**GIVEN PROBLEM:**
Write out these lines exactly, starting at the line that contains "For every button, label, input, icon, or" and ending after the line that contains "395, 1188, 406]". Leave the pictures out of your answer.

**DATA EXTRACT:**

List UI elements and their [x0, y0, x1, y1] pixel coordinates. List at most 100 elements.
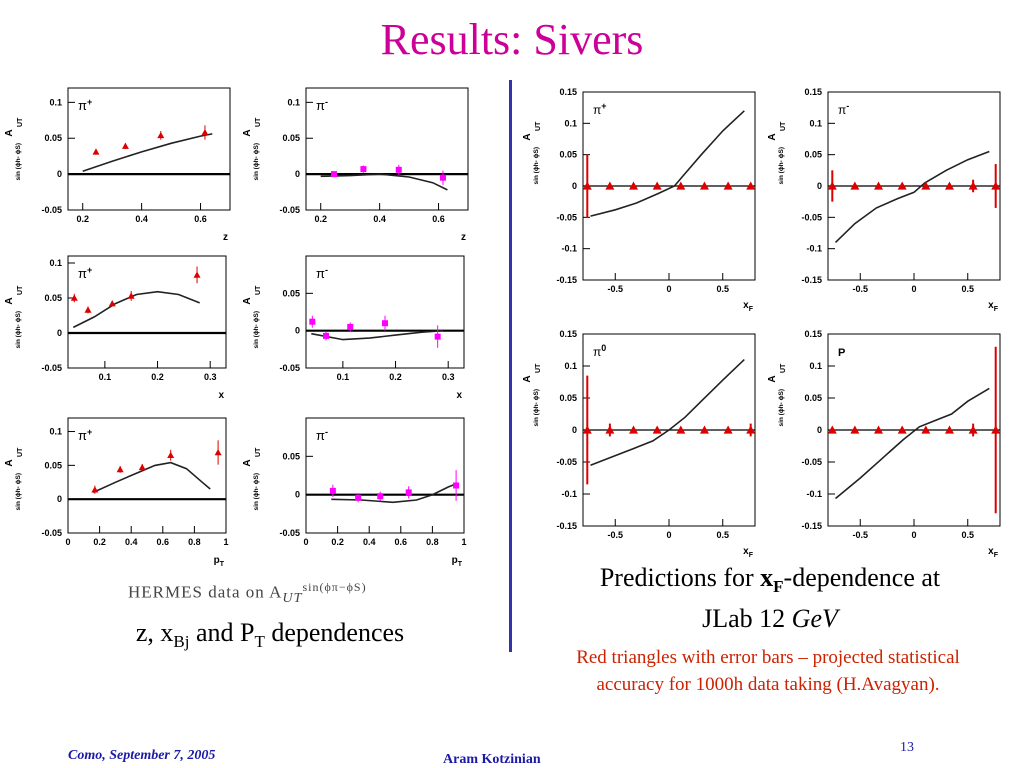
* * *
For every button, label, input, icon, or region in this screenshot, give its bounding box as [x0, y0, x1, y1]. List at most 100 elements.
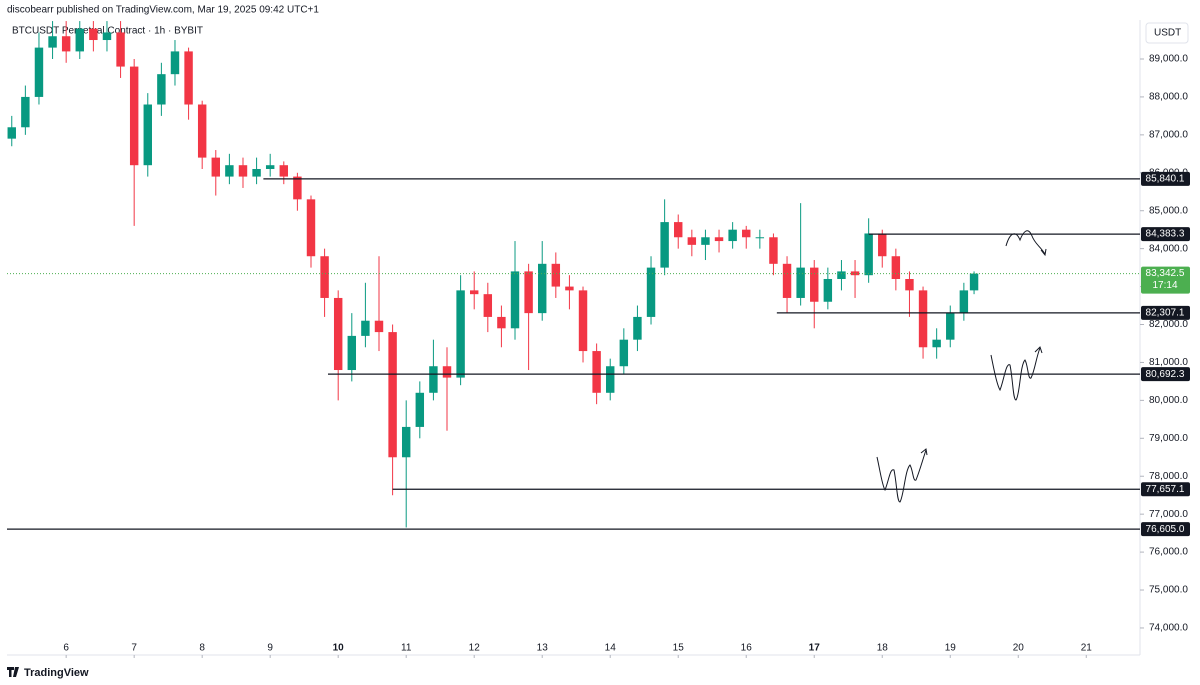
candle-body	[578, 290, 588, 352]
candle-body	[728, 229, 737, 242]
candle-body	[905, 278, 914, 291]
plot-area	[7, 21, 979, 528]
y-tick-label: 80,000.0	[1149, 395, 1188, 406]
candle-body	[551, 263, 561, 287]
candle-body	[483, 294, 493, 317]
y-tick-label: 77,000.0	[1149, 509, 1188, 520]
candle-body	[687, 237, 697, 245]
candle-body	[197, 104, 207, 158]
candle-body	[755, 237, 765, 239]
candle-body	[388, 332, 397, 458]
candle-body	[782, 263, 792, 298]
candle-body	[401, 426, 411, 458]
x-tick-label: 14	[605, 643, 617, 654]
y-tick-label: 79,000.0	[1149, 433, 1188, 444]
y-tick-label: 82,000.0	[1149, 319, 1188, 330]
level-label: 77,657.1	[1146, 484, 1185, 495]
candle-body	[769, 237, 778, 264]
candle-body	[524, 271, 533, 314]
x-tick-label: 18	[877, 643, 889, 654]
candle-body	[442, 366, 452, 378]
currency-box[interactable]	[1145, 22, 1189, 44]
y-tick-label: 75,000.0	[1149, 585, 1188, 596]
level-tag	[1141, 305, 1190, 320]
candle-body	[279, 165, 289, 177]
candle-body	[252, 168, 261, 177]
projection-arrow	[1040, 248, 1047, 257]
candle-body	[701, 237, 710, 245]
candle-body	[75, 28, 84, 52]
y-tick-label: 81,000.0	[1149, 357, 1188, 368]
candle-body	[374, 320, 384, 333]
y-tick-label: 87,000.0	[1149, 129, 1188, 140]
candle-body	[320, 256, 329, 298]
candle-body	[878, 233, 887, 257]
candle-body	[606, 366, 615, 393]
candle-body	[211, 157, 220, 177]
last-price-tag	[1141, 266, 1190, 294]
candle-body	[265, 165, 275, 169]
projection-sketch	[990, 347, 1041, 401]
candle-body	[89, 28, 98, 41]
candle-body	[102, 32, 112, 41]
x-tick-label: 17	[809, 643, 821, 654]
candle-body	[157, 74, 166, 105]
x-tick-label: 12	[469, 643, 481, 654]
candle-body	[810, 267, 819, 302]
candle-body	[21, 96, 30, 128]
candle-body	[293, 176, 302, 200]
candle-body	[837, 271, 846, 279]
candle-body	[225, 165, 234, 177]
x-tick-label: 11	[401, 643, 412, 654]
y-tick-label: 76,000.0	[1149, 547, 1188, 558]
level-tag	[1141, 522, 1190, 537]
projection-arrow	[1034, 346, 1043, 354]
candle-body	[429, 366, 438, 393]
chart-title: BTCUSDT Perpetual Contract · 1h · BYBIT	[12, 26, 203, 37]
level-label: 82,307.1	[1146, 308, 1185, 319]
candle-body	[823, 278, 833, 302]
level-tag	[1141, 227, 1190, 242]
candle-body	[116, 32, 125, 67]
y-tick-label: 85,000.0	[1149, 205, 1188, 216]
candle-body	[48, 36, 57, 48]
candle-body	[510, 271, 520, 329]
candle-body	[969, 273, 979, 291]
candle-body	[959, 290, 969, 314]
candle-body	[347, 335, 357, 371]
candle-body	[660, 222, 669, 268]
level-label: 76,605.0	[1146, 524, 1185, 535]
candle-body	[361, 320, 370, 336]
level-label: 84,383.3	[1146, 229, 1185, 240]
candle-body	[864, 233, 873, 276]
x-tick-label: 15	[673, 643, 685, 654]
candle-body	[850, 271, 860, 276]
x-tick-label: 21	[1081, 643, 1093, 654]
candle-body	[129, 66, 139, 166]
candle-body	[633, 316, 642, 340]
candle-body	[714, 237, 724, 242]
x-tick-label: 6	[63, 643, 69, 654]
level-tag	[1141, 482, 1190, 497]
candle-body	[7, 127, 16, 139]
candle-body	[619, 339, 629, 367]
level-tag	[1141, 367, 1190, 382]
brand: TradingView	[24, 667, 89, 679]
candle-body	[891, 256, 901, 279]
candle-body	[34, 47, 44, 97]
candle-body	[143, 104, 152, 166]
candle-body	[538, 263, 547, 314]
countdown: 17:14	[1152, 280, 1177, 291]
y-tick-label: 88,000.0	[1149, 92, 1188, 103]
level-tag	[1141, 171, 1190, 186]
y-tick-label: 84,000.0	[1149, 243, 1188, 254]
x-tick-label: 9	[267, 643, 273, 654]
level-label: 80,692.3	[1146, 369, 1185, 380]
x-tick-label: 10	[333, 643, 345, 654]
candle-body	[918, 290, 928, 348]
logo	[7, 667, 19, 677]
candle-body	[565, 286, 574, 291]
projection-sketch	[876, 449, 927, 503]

**EXPECTED OUTPUT:**
For every button, label, input, icon, or region in this screenshot, give its bounding box as [x0, y0, x1, y1]. List at most 100 elements.
candle-body	[578, 290, 588, 352]
candle-body	[728, 229, 737, 242]
candle-body	[905, 278, 914, 291]
plot-area	[7, 21, 979, 528]
y-tick-label: 80,000.0	[1149, 395, 1188, 406]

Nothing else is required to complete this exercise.